▸ **Exercise details**: Quote every entry word for word.

** START OF Given data **

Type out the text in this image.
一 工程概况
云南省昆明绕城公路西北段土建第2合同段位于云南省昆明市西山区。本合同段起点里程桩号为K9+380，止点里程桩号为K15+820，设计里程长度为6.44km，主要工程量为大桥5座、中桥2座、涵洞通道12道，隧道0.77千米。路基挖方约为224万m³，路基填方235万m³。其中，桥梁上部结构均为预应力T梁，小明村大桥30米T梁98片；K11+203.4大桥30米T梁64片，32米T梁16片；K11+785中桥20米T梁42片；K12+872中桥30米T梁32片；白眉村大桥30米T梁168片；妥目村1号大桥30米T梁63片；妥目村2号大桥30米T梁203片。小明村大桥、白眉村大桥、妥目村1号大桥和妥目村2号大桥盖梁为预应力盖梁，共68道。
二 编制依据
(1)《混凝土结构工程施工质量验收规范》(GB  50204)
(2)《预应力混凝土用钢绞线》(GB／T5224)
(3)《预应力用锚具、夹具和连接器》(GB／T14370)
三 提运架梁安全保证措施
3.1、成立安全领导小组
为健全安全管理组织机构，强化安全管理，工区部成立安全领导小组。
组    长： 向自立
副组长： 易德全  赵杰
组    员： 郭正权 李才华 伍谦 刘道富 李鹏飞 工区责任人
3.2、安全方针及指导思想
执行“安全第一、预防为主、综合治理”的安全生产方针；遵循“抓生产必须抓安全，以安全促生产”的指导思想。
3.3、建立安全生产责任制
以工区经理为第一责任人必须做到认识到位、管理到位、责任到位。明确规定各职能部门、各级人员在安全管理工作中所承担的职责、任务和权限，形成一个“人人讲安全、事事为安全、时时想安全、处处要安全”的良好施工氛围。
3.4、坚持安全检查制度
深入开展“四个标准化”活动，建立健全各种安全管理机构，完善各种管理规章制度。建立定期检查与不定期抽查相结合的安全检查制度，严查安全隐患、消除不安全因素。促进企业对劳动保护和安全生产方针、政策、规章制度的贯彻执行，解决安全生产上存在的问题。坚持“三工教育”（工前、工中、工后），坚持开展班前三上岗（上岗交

** END OF Given data **

▸ **Task output**:
Type out the text in this image.
一 工程概况
云南省昆明绕城公路西北段土建第2合同段位于云南省昆明市西山区。本合同段起点里程桩号为K9+380，止点里程桩号为K15+820，设计里程长度为6.44km，主要工程量为大桥5座、中桥2座、涵洞通道12道，隧道0.77千米。路基挖方约为224万m³，路基填方235万m³。其中，桥梁上部结构均为预应力T梁，小明村大桥30米T梁98片；K11+203.4大桥30米T梁64片，32米T梁16片；K11+785中桥20米T梁42片；K12+872中桥30米T梁32片；白眉村大桥30米T梁168片；妥目村1号大桥30米T梁63片；妥目村2号大桥30米T梁203片。小明村大桥、白眉村大桥、妥目村1号大桥和妥目村2号大桥盖梁为预应力盖梁，共68道。
二 编制依据
(1)《混凝土结构工程施工质量验收规范》(GB  50204)
(2)《预应力混凝土用钢绞线》(GB／T5224)
(3)《预应力用锚具、夹具和连接器》(GB／T14370)
三 提运架梁安全保证措施
3.1、成立安全领导小组
为健全安全管理组织机构，强化安全管理，工区部成立安全领导小组。
组    长： 向自立
副组长： 易德全  赵杰
组    员： 郭正权 李才华 伍谦 刘道富 李鹏飞 工区责任人
3.2、安全方针及指导思想
执行“安全第一、预防为主、综合治理”的安全生产方针；遵循“抓生产必须抓安全，以安全促生产”的指导思想。
3.3、建立安全生产责任制
以工区经理为第一责任人必须做到认识到位、管理到位、责任到位。明确规定各职能部门、各级人员在安全管理工作中所承担的职责、任务和权限，形成一个“人人讲安全、事事为安全、时时想安全、处处要安全”的良好施工氛围。
3.4、坚持安全检查制度
深入开展“四个标准化”活动，建立健全各种安全管理机构，完善各种管理规章制度。建立定期检查与不定期抽查相结合的安全检查制度，严查安全隐患、消除不安全因素。促进企业对劳动保护和安全生产方针、政策、规章制度的贯彻执行，解决安全生产上存在的问题。坚持“三工教育”（工前、工中、工后），坚持开展班前三上岗（上岗交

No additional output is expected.